Short problem: Skip every picture and transcribe the remaining material exactly.

Data for this task:

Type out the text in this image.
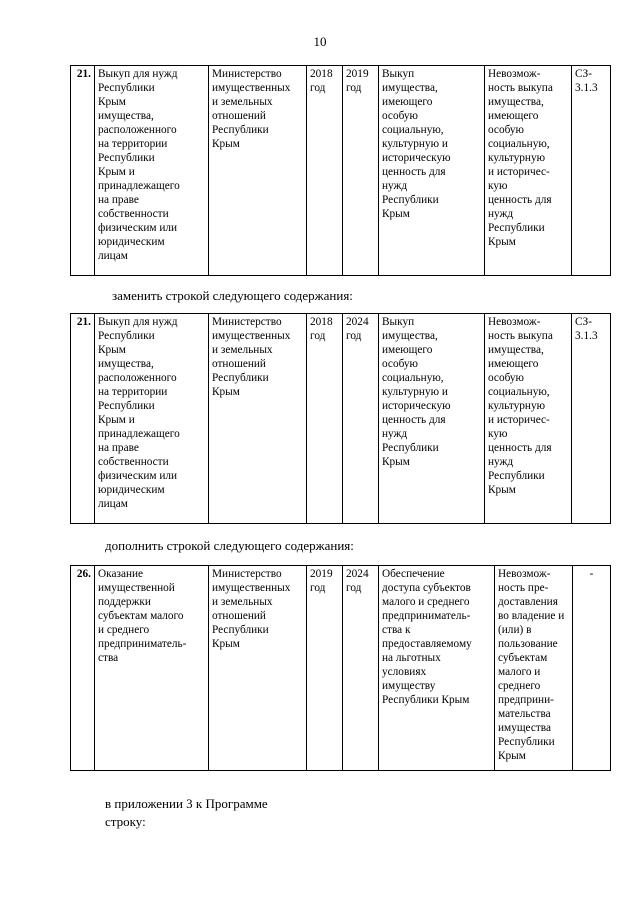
10
21.	Выкуп для нужд
Республики
Крым
имущества,
расположенного
на территории
Республики
Крым и
принадлежащего
на праве
собственности
физическим или
юридическим
лицам	Министерство
имущественных
и земельных
отношений
Республики
Крым	2018
год	2019
год	Выкуп
имущества,
имеющего
особую
социальную,
культурную и
историческую
ценность для
нужд
Республики
Крым	Невозмож-
ность выкупа
имущества,
имеющего
особую
социальную,
культурную
и историчес-
кую
ценность для
нужд
Республики
Крым	СЗ-
3.1.3
заменить строкой следующего содержания:
21.	Выкуп для нужд
Республики
Крым
имущества,
расположенного
на территории
Республики
Крым и
принадлежащего
на праве
собственности
физическим или
юридическим
лицам	Министерство
имущественных
и земельных
отношений
Республики
Крым	2018
год	2024
год	Выкуп
имущества,
имеющего
особую
социальную,
культурную и
историческую
ценность для
нужд
Республики
Крым	Невозмож-
ность выкупа
имущества,
имеющего
особую
социальную,
культурную
и историчес-
кую
ценность для
нужд
Республики
Крым	СЗ-
3.1.3
дополнить строкой следующего содержания:
26.	Оказание
имущественной
поддержки
субъектам малого
и среднего
предприниматель-
ства	Министерство
имущественных
и земельных
отношений
Республики
Крым	2019
год	2024
год	Обеспечение
доступа субъектов
малого и среднего
предприниматель-
ства к
предоставляемому
на льготных
условиях
имуществу
Республики Крым	Невозмож-
ность пре-
доставления
во владение и
(или) в
пользование
субъектам
малого и
среднего
предприни-
мательства
имущества
Республики
Крым	-
в приложении 3 к Программе
строку:
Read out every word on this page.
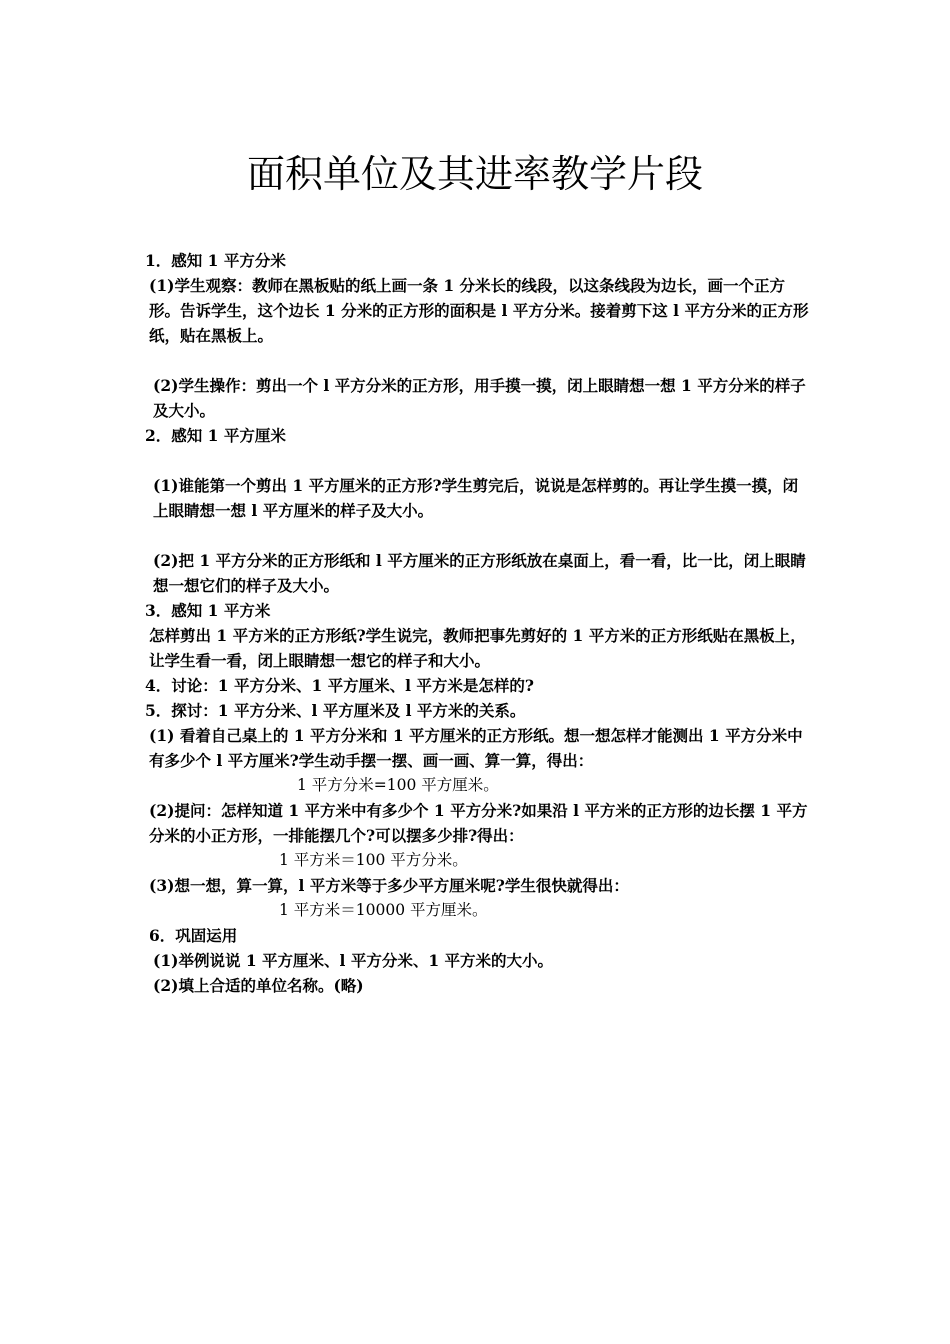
面积单位及其进率教学片段

1．感知 1 平方分米

(1)学生观察：教师在黑板贴的纸上画一条 1 分米长的线段，以这条线段为边长，画一个正方形。告诉学生，这个边长 1 分米的正方形的面积是 l 平方分米。接着剪下这 l 平方分米的正方形纸，贴在黑板上。

(2)学生操作：剪出一个 l 平方分米的正方形，用手摸一摸，闭上眼睛想一想 1 平方分米的样子及大小。

2．感知 1 平方厘米

(1)谁能第一个剪出 1 平方厘米的正方形?学生剪完后，说说是怎样剪的。再让学生摸一摸，闭上眼睛想一想 l 平方厘米的样子及大小。

(2)把 1 平方分米的正方形纸和 l 平方厘米的正方形纸放在桌面上，看一看，比一比，闭上眼睛想一想它们的样子及大小。

3．感知 1 平方米

怎样剪出 1 平方米的正方形纸?学生说完，教师把事先剪好的 1 平方米的正方形纸贴在黑板上，让学生看一看，闭上眼睛想一想它的样子和大小。

4．讨论：1 平方分米、1 平方厘米、l 平方米是怎样的?

5．探讨：1 平方分米、l 平方厘米及 l 平方米的关系。

(1) 看着自己桌上的 1 平方分米和 1 平方厘米的正方形纸。想一想怎样才能测出 1 平方分米中有多少个 l 平方厘米?学生动手摆一摆、画一画、算一算，得出：

1 平方分米=100 平方厘米。

(2)提问：怎样知道 1 平方米中有多少个 1 平方分米?如果沿 l 平方米的正方形的边长摆 1 平方分米的小正方形，一排能摆几个?可以摆多少排?得出：

1 平方米＝100 平方分米。

(3)想一想，算一算，l 平方米等于多少平方厘米呢?学生很快就得出：

1 平方米＝10000 平方厘米。

6．巩固运用

(1)举例说说 1 平方厘米、l 平方分米、1 平方米的大小。

(2)填上合适的单位名称。(略)
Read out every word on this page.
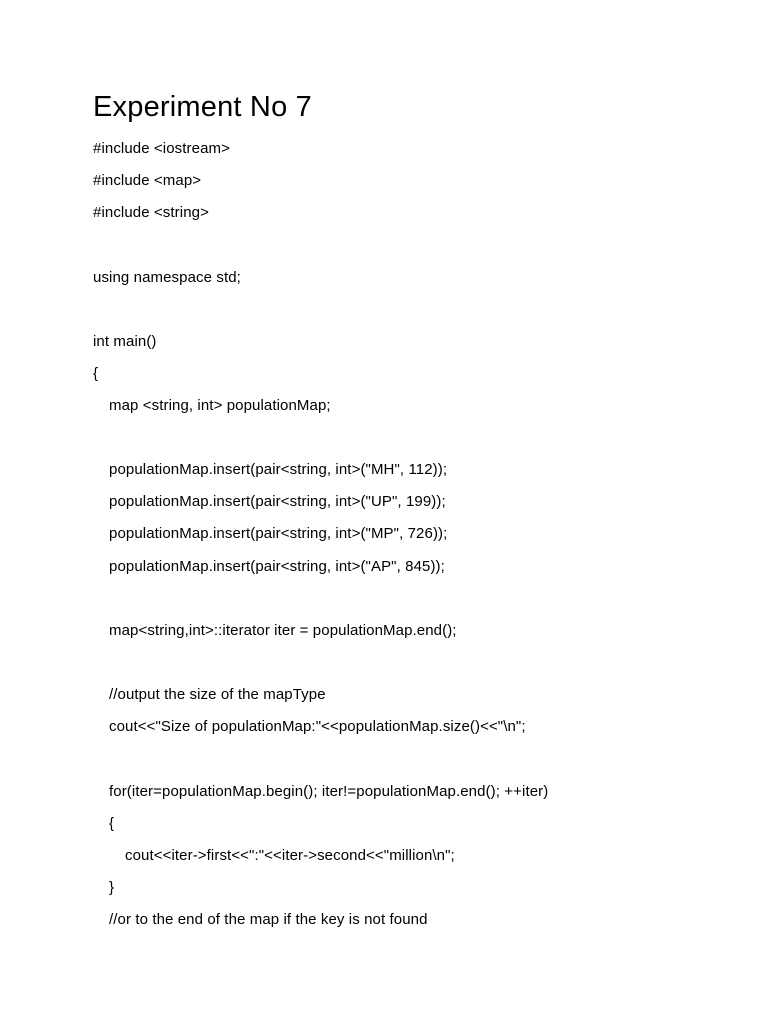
Experiment No 7
#include <iostream>
#include <map>
#include <string>
using namespace std;
int main()
{
map <string, int> populationMap;
populationMap.insert(pair<string, int>("MH", 112));
populationMap.insert(pair<string, int>("UP", 199));
populationMap.insert(pair<string, int>("MP", 726));
populationMap.insert(pair<string, int>("AP", 845));
map<string,int>::iterator iter = populationMap.end();
//output the size of the mapType
cout<<"Size of populationMap:"<<populationMap.size()<<"\n";
for(iter=populationMap.begin(); iter!=populationMap.end(); ++iter)
{
cout<<iter->first<<":"<<iter->second<<"million\n";
}
//or to the end of the map if the key is not found
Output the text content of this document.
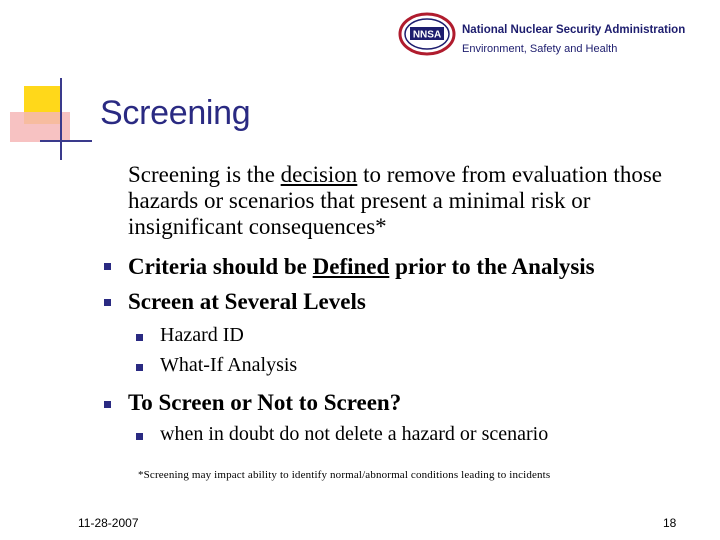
NNSA National Nuclear Security Administration
Environment, Safety and Health
Screening
Screening is the decision to remove from evaluation those hazards or scenarios that present a minimal risk or insignificant consequences*
Criteria should be Defined prior to the Analysis
Screen at Several Levels
Hazard ID
What-If Analysis
To Screen or Not to Screen?
when in doubt do not delete a hazard or scenario
*Screening may impact ability to identify normal/abnormal conditions leading to incidents
11-28-2007	18
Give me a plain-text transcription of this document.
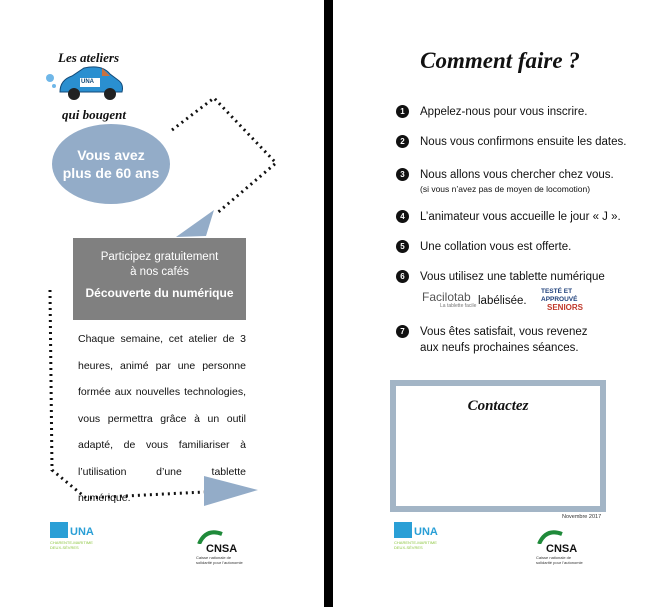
Les ateliers
qui bougent
UNA
Vous avez plus de 60 ans
Participez gratuitement
à nos cafés
Découverte du numérique
Chaque semaine, cet atelier de 3 heures, animé par une personne formée aux nouvelles technologies, vous permettra grâce à un outil adapté, de vous familiariser à l’utilisation d’une tablette numérique.
UNA
CHARENTE-MARITIME
DEUX-SÈVRES	CNSA
Caisse nationale de
solidarité pour l’autonomie
Comment faire ?
1	Appelez-nous pour vous inscrire.
2	Nous vous confirmons ensuite les dates.
3	Nous allons vous chercher chez vous.
(si vous n’avez pas de moyen de locomotion)
4	L’animateur vous accueille le jour « J ».
5	Une collation vous est offerte.
6	Vous utilisez une tablette numérique
Facilotab
La tablette facile labélisée.
TESTÉ ET
APPROUVÉ
SENIORS
7	Vous êtes satisfait, vous revenez aux neufs prochaines séances.
Contactez
Novembre 2017
UNA
CHARENTE-MARITIME
DEUX-SÈVRES	CNSA
Caisse nationale de
solidarité pour l’autonomie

Written answer:
Type out the text in this image.
10
21.	Выкуп для нужд
Республики
Крым
имущества,
расположенного
на территории
Республики
Крым и
принадлежащего
на праве
собственности
физическим или
юридическим
лицам	Министерство
имущественных
и земельных
отношений
Республики
Крым	2018
год	2019
год	Выкуп
имущества,
имеющего
особую
социальную,
культурную и
историческую
ценность для
нужд
Республики
Крым	Невозмож-
ность выкупа
имущества,
имеющего
особую
социальную,
культурную
и историчес-
кую
ценность для
нужд
Республики
Крым	СЗ-
3.1.3
заменить строкой следующего содержания:
21.	Выкуп для нужд
Республики
Крым
имущества,
расположенного
на территории
Республики
Крым и
принадлежащего
на праве
собственности
физическим или
юридическим
лицам	Министерство
имущественных
и земельных
отношений
Республики
Крым	2018
год	2024
год	Выкуп
имущества,
имеющего
особую
социальную,
культурную и
историческую
ценность для
нужд
Республики
Крым	Невозмож-
ность выкупа
имущества,
имеющего
особую
социальную,
культурную
и историчес-
кую
ценность для
нужд
Республики
Крым	СЗ-
3.1.3
дополнить строкой следующего содержания:
26.	Оказание
имущественной
поддержки
субъектам малого
и среднего
предприниматель-
ства	Министерство
имущественных
и земельных
отношений
Республики
Крым	2019
год	2024
год	Обеспечение
доступа субъектов
малого и среднего
предприниматель-
ства к
предоставляемому
на льготных
условиях
имуществу
Республики Крым	Невозмож-
ность пре-
доставления
во владение и
(или) в
пользование
субъектам
малого и
среднего
предприни-
мательства
имущества
Республики
Крым	-
в приложении 3 к Программе
строку:
Read out every word on this page.
面积单位及其进率教学片段

1．感知 1 平方分米

(1)学生观察：教师在黑板贴的纸上画一条 1 分米长的线段，以这条线段为边长，画一个正方形。告诉学生，这个边长 1 分米的正方形的面积是 l 平方分米。接着剪下这 l 平方分米的正方形纸，贴在黑板上。

(2)学生操作：剪出一个 l 平方分米的正方形，用手摸一摸，闭上眼睛想一想 1 平方分米的样子及大小。

2．感知 1 平方厘米

(1)谁能第一个剪出 1 平方厘米的正方形?学生剪完后，说说是怎样剪的。再让学生摸一摸，闭上眼睛想一想 l 平方厘米的样子及大小。

(2)把 1 平方分米的正方形纸和 l 平方厘米的正方形纸放在桌面上，看一看，比一比，闭上眼睛想一想它们的样子及大小。

3．感知 1 平方米

怎样剪出 1 平方米的正方形纸?学生说完，教师把事先剪好的 1 平方米的正方形纸贴在黑板上，让学生看一看，闭上眼睛想一想它的样子和大小。

4．讨论：1 平方分米、1 平方厘米、l 平方米是怎样的?

5．探讨：1 平方分米、l 平方厘米及 l 平方米的关系。

(1) 看着自己桌上的 1 平方分米和 1 平方厘米的正方形纸。想一想怎样才能测出 1 平方分米中有多少个 l 平方厘米?学生动手摆一摆、画一画、算一算，得出：

1 平方分米=100 平方厘米。

(2)提问：怎样知道 1 平方米中有多少个 1 平方分米?如果沿 l 平方米的正方形的边长摆 1 平方分米的小正方形，一排能摆几个?可以摆多少排?得出：

1 平方米＝100 平方分米。

(3)想一想，算一算，l 平方米等于多少平方厘米呢?学生很快就得出：

1 平方米＝10000 平方厘米。

6．巩固运用

(1)举例说说 1 平方厘米、l 平方分米、1 平方米的大小。

(2)填上合适的单位名称。(略)
Read out every word on this page.
Experiment No 7
#include <iostream>
#include <map>
#include <string>
using namespace std;
int main()
{
map <string, int> populationMap;
populationMap.insert(pair<string, int>("MH", 112));
populationMap.insert(pair<string, int>("UP", 199));
populationMap.insert(pair<string, int>("MP", 726));
populationMap.insert(pair<string, int>("AP", 845));
map<string,int>::iterator iter = populationMap.end();
//output the size of the mapType
cout<<"Size of populationMap:"<<populationMap.size()<<"\n";
for(iter=populationMap.begin(); iter!=populationMap.end(); ++iter)
{
cout<<iter->first<<":"<<iter->second<<"million\n";
}
//or to the end of the map if the key is not found
Output the text content of this document.
NNSA National Nuclear Security Administration
Environment, Safety and Health
Screening
Screening is the decision to remove from evaluation those hazards or scenarios that present a minimal risk or insignificant consequences*
Criteria should be Defined prior to the Analysis
Screen at Several Levels
Hazard ID
What-If Analysis
To Screen or Not to Screen?
when in doubt do not delete a hazard or scenario
*Screening may impact ability to identify normal/abnormal conditions leading to incidents
11-28-2007	18
Give me a plain-text transcription of this document.
Les ateliers
qui bougent
UNA
Vous avez plus de 60 ans
Participez gratuitement
à nos cafés
Découverte du numérique
Chaque semaine, cet atelier de 3 heures, animé par une personne formée aux nouvelles technologies, vous permettra grâce à un outil adapté, de vous familiariser à l’utilisation d’une tablette numérique.
UNA
CHARENTE-MARITIME
DEUX-SÈVRES	CNSA
Caisse nationale de
solidarité pour l’autonomie
Comment faire ?
1	Appelez-nous pour vous inscrire.
2	Nous vous confirmons ensuite les dates.
3	Nous allons vous chercher chez vous.
(si vous n’avez pas de moyen de locomotion)
4	L’animateur vous accueille le jour « J ».
5	Une collation vous est offerte.
6	Vous utilisez une tablette numérique
Facilotab
La tablette facile labélisée.
TESTÉ ET
APPROUVÉ
SENIORS
7	Vous êtes satisfait, vous revenez aux neufs prochaines séances.
Contactez
Novembre 2017
UNA
CHARENTE-MARITIME
DEUX-SÈVRES	CNSA
Caisse nationale de
solidarité pour l’autonomie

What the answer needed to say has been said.